STATED EXERCISE | Find every line of the listing below where "региональных" appears, and copy it.

SOURCE DATA |
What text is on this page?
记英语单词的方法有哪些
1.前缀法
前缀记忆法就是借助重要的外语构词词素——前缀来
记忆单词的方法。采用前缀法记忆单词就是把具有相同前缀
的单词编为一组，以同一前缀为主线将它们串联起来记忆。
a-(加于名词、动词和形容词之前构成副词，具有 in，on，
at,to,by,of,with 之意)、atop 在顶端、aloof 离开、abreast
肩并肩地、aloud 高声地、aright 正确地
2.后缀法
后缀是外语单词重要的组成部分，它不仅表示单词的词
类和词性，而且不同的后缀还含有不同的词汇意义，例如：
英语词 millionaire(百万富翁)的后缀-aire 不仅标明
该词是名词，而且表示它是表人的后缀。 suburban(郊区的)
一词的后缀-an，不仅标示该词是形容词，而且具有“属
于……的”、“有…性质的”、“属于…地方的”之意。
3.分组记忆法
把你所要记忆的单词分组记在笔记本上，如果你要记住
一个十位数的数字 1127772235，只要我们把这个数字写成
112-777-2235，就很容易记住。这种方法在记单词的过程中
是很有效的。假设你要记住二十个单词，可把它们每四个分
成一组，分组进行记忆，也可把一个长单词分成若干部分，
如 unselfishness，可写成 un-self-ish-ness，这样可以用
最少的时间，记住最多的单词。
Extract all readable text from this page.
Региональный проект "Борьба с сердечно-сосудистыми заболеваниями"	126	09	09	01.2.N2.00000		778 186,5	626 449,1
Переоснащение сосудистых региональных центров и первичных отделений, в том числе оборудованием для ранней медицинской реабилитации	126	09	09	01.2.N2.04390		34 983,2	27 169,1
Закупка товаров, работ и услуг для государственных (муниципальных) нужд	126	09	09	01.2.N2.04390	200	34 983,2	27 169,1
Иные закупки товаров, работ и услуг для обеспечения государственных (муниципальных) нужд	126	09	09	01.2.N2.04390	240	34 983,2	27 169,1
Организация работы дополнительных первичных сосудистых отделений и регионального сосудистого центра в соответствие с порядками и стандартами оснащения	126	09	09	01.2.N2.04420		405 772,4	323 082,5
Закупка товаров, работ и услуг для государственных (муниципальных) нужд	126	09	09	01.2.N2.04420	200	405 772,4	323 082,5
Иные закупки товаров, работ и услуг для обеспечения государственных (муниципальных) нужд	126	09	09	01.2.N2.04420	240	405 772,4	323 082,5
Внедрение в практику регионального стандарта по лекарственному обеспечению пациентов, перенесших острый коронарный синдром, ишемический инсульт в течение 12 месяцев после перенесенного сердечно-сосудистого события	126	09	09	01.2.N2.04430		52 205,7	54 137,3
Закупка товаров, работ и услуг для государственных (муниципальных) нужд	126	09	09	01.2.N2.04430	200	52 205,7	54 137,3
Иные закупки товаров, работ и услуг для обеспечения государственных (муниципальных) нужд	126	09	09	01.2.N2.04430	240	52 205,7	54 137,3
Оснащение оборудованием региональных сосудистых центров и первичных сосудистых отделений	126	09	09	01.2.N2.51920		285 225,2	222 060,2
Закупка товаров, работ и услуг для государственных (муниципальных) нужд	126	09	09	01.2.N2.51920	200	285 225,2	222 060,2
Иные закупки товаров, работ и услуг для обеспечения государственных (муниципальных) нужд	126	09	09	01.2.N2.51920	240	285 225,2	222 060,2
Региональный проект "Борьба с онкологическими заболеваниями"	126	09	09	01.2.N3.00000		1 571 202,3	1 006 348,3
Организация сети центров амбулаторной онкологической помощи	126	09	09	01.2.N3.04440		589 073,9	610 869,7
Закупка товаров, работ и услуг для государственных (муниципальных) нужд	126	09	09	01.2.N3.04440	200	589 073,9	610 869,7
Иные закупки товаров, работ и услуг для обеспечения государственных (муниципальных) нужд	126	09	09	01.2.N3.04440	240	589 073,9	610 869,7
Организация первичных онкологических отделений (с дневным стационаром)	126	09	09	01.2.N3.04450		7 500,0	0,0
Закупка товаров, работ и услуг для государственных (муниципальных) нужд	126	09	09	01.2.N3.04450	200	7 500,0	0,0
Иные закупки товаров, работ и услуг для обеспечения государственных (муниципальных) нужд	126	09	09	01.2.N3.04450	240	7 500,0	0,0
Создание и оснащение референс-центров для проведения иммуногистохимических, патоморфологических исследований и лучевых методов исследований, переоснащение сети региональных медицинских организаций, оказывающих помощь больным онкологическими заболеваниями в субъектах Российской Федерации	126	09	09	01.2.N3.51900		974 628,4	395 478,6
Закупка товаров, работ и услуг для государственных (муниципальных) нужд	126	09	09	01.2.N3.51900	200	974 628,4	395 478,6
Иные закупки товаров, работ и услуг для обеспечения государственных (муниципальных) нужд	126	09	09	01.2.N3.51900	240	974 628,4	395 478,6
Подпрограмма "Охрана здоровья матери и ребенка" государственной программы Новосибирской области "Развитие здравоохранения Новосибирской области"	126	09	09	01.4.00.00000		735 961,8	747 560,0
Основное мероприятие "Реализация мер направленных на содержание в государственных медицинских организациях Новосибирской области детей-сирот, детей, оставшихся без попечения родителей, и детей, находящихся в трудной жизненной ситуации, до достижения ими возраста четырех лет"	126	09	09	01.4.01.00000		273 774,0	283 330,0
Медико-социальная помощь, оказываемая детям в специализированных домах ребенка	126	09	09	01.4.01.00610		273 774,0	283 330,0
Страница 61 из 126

FINAL ANSWER |
Переоснащение сосудистых региональных центров и первичных отделений, в том числе оборудованием для ранней медицинской реабилитации	126	09	09	01.2.N2.04390		34 983,2	27 169,1
Оснащение оборудованием региональных сосудистых центров и первичных сосудистых отделений	126	09	09	01.2.N2.51920		285 225,2	222 060,2
Создание и оснащение референс-центров для проведения иммуногистохимических, патоморфологических исследований и лучевых методов исследований, переоснащение сети региональных медицинских организаций, оказывающих помощь больным онкологическими заболеваниями в субъектах Российской Федерации	126	09	09	01.2.N3.51900		974 628,4	395 478,6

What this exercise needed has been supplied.